===== DATASET RECORDS

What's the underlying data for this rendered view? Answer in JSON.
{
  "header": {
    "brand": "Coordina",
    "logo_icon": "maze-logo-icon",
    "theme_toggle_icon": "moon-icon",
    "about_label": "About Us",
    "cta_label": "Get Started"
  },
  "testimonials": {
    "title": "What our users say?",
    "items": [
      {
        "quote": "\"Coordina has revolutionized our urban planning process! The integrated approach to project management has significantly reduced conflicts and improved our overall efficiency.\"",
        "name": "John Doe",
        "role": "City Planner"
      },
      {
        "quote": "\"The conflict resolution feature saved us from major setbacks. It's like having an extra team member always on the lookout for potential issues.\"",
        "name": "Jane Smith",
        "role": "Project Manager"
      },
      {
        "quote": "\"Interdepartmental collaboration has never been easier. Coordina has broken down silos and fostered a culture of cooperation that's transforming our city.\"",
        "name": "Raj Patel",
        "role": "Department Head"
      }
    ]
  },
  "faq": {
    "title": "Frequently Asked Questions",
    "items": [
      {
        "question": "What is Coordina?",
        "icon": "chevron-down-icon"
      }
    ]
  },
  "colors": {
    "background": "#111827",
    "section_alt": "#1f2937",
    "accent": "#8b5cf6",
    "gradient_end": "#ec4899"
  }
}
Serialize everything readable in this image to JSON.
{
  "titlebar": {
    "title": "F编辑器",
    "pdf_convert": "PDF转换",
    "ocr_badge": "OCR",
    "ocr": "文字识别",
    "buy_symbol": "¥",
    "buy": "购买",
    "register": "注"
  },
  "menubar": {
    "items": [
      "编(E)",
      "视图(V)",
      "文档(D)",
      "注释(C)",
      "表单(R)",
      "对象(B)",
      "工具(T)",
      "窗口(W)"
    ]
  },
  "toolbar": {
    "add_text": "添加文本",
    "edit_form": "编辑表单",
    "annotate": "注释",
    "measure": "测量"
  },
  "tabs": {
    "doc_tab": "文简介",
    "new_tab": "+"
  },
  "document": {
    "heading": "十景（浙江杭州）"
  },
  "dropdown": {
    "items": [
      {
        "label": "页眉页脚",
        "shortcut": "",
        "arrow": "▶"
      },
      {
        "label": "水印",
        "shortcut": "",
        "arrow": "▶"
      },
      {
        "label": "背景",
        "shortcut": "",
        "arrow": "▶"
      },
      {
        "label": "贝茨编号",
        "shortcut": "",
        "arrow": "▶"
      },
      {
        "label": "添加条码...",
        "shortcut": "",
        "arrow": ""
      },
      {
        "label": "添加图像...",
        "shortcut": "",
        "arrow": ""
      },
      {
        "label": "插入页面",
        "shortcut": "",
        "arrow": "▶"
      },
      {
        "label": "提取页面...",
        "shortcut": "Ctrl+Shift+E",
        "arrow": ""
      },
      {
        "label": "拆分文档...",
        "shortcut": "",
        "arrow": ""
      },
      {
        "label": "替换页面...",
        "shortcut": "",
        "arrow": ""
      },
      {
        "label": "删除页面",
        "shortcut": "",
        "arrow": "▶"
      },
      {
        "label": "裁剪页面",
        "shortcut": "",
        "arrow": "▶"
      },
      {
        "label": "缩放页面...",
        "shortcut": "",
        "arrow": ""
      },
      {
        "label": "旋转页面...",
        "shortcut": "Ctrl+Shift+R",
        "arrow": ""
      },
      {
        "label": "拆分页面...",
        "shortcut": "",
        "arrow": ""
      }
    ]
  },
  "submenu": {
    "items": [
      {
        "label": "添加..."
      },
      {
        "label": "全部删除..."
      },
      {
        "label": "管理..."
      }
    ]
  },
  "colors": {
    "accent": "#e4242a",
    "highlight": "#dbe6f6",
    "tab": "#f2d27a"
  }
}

==========

#### REQUIRED WORK:
For the entries above, count the lines that contain the string "JSON", and state that number without further comment.

#### RESULT OF THIS EXERCISE:
2